- **Given data**
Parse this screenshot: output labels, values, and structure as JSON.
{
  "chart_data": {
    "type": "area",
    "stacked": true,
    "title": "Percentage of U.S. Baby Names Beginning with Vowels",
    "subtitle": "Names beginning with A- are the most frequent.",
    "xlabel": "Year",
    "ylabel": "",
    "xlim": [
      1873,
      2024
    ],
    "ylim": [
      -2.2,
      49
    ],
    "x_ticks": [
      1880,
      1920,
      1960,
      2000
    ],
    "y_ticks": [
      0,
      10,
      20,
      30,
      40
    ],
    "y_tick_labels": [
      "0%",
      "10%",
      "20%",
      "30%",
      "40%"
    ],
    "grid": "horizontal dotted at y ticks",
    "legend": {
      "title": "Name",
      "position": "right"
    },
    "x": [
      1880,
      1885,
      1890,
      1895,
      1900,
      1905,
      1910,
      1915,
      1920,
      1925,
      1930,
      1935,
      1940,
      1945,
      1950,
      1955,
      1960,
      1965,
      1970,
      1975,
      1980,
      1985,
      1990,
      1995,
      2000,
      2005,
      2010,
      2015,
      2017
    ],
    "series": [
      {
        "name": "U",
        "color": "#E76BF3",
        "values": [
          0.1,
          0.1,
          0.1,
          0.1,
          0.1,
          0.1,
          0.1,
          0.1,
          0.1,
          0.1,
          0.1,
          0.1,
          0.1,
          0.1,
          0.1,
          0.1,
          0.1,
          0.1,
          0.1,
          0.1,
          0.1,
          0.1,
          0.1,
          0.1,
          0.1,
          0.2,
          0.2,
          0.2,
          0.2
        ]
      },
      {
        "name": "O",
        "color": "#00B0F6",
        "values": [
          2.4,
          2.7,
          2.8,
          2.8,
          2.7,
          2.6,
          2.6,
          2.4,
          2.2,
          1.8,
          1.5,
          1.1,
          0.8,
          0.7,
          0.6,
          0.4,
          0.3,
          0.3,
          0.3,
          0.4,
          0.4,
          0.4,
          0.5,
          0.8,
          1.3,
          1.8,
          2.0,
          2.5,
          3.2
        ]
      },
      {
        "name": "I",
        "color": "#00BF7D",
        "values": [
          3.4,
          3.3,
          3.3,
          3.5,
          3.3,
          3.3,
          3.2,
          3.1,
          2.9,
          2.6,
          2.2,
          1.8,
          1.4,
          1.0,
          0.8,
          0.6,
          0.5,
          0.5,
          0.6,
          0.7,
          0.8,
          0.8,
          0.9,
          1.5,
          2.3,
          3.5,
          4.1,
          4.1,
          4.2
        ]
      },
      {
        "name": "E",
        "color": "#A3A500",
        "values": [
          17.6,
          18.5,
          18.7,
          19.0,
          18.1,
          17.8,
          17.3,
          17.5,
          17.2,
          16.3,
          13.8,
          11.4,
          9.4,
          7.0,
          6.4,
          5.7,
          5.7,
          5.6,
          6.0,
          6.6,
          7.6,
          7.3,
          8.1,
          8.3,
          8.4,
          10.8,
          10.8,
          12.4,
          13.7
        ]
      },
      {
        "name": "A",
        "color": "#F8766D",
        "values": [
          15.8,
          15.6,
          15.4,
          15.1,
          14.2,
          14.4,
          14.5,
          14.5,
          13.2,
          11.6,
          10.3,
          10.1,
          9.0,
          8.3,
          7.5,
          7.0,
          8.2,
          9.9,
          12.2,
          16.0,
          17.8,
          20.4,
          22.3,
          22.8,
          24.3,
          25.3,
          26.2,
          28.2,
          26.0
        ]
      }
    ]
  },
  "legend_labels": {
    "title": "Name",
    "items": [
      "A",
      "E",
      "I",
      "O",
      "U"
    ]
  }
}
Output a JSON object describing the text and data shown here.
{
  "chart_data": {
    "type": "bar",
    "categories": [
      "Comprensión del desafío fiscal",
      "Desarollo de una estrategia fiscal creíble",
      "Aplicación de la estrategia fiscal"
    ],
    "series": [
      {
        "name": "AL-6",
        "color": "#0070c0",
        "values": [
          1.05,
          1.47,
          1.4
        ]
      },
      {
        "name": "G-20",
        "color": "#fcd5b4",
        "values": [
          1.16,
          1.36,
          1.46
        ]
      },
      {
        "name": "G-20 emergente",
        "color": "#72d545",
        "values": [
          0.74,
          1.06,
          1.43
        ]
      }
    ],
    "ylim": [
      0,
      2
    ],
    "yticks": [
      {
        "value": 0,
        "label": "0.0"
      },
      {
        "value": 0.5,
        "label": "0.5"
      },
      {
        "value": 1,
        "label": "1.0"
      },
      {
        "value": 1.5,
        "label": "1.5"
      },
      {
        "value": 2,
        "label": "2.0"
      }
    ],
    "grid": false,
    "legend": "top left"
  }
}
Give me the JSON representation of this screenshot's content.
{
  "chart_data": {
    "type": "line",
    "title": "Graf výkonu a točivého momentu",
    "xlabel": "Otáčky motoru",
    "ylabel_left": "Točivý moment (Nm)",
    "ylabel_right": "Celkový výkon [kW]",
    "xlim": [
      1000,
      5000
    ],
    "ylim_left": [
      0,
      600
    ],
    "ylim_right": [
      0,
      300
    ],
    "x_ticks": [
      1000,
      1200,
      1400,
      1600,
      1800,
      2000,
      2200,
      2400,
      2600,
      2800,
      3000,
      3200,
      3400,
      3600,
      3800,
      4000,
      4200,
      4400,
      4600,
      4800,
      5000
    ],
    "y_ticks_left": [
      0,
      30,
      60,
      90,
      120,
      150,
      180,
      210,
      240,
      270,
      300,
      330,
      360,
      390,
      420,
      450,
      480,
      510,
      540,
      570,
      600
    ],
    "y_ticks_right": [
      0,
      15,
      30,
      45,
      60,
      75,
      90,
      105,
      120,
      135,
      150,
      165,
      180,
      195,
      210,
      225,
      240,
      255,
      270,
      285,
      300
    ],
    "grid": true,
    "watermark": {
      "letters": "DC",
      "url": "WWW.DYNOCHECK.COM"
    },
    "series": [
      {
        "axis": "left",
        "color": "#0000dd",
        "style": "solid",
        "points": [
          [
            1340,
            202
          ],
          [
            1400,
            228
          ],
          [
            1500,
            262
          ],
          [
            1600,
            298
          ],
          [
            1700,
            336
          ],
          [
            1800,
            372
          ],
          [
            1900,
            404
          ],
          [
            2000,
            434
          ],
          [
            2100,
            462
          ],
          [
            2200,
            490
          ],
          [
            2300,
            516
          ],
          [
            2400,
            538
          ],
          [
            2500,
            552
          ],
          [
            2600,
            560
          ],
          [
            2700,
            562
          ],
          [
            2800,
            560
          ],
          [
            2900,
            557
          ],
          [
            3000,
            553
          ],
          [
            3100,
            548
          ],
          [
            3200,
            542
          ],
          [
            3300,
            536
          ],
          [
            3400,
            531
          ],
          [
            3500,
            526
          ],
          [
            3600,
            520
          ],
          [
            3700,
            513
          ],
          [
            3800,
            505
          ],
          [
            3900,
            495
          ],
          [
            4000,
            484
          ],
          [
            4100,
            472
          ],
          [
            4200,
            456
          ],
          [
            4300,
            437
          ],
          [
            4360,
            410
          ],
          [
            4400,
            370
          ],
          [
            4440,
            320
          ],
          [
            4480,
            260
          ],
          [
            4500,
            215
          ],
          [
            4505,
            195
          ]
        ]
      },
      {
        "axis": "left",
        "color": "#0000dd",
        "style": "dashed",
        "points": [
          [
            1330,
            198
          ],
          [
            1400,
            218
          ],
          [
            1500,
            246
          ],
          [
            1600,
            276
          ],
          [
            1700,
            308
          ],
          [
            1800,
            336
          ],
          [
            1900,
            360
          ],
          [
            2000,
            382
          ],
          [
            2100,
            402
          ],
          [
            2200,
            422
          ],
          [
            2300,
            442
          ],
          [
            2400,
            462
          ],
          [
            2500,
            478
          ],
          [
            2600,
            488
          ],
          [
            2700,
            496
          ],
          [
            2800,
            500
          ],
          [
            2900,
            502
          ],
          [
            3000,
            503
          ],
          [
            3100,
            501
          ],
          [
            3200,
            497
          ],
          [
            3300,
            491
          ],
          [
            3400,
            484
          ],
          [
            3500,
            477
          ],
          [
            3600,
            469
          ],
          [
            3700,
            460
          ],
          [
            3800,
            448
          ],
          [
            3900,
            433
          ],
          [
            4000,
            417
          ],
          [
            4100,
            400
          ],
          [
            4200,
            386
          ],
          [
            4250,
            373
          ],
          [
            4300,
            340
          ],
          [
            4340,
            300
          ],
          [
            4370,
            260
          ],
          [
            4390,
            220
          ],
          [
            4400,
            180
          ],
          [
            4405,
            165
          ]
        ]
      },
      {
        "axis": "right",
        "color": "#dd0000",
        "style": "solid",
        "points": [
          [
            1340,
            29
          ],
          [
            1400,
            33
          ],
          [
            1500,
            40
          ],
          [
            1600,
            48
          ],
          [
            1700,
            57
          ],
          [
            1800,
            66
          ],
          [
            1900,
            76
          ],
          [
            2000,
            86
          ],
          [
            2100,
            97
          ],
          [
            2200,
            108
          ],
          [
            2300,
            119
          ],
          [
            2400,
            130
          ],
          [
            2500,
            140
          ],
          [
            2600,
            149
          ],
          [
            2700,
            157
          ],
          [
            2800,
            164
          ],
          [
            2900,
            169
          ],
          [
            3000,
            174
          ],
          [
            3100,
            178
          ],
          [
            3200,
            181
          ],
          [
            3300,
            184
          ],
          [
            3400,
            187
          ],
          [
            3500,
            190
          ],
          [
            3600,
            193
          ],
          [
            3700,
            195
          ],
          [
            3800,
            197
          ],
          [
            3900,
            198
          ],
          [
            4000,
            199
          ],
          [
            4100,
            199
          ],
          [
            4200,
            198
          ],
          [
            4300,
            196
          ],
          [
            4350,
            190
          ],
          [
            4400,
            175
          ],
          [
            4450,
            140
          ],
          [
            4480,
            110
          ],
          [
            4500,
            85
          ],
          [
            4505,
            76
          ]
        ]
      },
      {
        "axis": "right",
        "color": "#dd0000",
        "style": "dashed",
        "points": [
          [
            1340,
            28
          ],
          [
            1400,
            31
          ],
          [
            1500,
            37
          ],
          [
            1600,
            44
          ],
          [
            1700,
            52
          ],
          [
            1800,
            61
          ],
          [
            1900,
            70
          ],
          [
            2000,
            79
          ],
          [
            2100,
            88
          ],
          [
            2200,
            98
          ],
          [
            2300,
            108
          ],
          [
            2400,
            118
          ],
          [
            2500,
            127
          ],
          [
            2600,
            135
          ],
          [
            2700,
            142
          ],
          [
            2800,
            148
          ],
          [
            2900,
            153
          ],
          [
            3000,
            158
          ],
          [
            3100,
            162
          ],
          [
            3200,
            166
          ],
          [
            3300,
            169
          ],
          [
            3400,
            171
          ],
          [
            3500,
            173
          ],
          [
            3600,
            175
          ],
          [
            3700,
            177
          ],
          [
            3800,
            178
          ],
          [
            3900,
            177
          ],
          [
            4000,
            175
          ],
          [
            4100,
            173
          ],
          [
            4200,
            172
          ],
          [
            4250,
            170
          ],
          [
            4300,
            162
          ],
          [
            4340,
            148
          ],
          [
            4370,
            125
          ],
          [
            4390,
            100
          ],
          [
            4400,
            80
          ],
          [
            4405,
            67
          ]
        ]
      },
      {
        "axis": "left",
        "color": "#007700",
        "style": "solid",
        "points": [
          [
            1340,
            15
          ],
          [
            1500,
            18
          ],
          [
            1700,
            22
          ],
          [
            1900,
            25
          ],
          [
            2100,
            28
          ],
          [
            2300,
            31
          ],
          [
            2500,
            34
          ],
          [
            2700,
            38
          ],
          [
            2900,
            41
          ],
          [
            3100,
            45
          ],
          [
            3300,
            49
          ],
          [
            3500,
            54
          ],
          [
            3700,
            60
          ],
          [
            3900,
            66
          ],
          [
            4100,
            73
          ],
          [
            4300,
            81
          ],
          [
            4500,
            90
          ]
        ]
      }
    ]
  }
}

- **Work to be completed**
All lines that include "JSON" are to be gathered and copied.

- **The reply**
Parse this screenshot: output labels, values, and structure as JSON.
Output a JSON object describing the text and data shown here.
Give me the JSON representation of this screenshot's content.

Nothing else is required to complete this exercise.